# WHAT YOU WILL DO
From the entries below, copy every line where the string "text" appears.

# EXERCISE DATA
▬▬▬▬▬▬▬▬▬▬
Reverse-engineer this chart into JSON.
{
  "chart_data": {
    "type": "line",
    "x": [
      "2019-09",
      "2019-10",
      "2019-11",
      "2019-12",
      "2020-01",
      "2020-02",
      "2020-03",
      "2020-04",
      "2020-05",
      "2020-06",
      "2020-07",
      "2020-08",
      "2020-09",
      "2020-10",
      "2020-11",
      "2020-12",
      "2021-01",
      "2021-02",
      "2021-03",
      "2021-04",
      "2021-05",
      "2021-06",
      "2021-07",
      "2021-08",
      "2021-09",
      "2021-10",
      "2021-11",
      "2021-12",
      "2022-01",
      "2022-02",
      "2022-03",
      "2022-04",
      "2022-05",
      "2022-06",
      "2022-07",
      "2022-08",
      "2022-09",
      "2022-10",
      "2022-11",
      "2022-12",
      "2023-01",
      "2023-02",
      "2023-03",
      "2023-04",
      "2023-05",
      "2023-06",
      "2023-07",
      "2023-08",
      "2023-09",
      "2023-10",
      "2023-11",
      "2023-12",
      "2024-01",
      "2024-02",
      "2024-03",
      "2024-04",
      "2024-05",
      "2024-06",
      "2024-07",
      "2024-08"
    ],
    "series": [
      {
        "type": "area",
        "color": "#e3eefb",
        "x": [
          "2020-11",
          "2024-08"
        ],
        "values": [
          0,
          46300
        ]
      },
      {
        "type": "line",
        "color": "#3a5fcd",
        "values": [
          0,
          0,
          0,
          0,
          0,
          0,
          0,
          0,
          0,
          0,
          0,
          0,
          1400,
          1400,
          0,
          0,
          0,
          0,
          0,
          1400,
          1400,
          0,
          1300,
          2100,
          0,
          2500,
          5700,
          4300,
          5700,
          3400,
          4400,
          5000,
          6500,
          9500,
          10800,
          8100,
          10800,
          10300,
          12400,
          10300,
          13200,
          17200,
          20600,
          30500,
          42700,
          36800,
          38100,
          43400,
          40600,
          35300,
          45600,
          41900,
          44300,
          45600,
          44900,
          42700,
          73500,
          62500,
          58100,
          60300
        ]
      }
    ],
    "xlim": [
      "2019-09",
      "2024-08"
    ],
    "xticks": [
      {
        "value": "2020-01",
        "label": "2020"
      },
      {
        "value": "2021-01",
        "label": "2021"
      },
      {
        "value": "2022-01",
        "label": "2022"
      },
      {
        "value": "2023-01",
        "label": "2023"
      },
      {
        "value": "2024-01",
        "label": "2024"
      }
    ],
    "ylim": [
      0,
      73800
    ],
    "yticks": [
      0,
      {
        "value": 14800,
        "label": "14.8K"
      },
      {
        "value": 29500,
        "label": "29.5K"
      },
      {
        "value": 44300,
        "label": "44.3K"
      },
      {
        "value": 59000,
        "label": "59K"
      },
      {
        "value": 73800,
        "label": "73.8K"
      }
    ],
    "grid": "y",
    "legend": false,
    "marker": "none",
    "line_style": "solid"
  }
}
▬▬▬▬▬▬▬▬▬▬
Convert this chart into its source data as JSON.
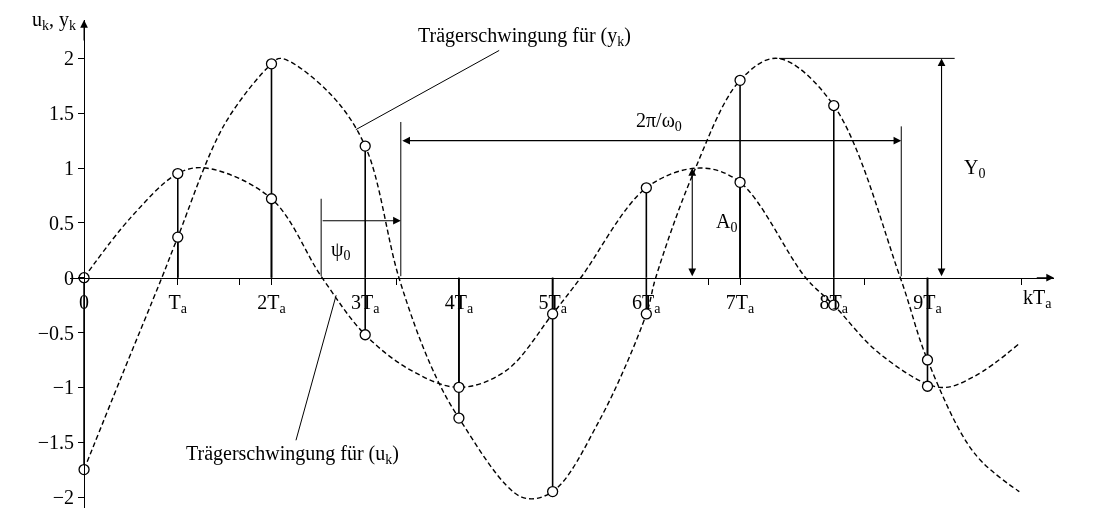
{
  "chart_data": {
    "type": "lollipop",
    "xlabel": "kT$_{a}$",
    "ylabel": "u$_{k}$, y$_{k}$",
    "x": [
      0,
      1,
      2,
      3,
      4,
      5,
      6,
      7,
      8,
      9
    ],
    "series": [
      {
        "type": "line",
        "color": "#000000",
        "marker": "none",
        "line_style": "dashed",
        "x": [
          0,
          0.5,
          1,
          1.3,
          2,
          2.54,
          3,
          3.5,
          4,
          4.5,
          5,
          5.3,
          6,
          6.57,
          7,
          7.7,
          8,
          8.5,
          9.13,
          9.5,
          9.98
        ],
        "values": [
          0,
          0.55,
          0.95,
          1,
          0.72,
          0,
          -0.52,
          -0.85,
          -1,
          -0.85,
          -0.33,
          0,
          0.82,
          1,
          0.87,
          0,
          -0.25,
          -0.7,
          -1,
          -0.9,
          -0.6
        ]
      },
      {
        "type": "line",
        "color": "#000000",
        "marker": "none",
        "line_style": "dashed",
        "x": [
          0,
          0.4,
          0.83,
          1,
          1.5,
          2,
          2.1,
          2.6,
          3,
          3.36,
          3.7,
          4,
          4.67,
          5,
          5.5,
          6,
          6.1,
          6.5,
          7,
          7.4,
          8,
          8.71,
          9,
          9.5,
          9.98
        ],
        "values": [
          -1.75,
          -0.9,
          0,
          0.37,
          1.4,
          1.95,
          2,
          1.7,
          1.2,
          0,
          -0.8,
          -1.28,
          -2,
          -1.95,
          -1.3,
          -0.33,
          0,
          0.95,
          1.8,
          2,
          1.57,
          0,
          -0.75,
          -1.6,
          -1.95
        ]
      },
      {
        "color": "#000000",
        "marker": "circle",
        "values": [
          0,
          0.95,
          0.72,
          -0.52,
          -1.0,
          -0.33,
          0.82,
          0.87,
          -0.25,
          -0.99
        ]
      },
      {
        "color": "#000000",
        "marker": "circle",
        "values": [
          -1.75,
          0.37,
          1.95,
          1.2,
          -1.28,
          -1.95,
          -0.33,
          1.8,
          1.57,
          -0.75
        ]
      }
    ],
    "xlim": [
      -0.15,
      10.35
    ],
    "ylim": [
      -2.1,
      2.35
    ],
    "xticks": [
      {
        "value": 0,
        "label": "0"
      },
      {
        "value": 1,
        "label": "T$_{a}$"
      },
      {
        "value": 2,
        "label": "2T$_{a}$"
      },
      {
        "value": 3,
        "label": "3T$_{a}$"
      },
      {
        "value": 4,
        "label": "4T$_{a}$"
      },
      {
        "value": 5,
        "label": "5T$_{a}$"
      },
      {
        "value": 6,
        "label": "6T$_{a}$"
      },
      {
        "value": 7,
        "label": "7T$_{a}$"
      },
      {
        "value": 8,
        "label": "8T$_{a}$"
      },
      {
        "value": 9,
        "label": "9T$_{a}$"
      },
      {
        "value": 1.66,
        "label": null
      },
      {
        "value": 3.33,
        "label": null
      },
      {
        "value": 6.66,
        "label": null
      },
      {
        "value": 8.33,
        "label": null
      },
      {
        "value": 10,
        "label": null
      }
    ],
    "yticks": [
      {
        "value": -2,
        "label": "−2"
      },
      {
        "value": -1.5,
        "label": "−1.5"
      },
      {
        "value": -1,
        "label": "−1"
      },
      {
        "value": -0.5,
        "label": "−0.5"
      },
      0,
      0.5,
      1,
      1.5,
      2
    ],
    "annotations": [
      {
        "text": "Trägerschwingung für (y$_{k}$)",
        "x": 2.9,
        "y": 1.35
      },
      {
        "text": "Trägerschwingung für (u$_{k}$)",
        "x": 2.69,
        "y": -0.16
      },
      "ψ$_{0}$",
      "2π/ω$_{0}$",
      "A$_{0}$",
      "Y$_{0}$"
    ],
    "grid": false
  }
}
▬▬▬▬▬▬▬▬▬▬
# RESULT FOR THIS EXERCISE
        "text": "Trägerschwingung für (y$_{k}$)",
        "text": "Trägerschwingung für (u$_{k}$)",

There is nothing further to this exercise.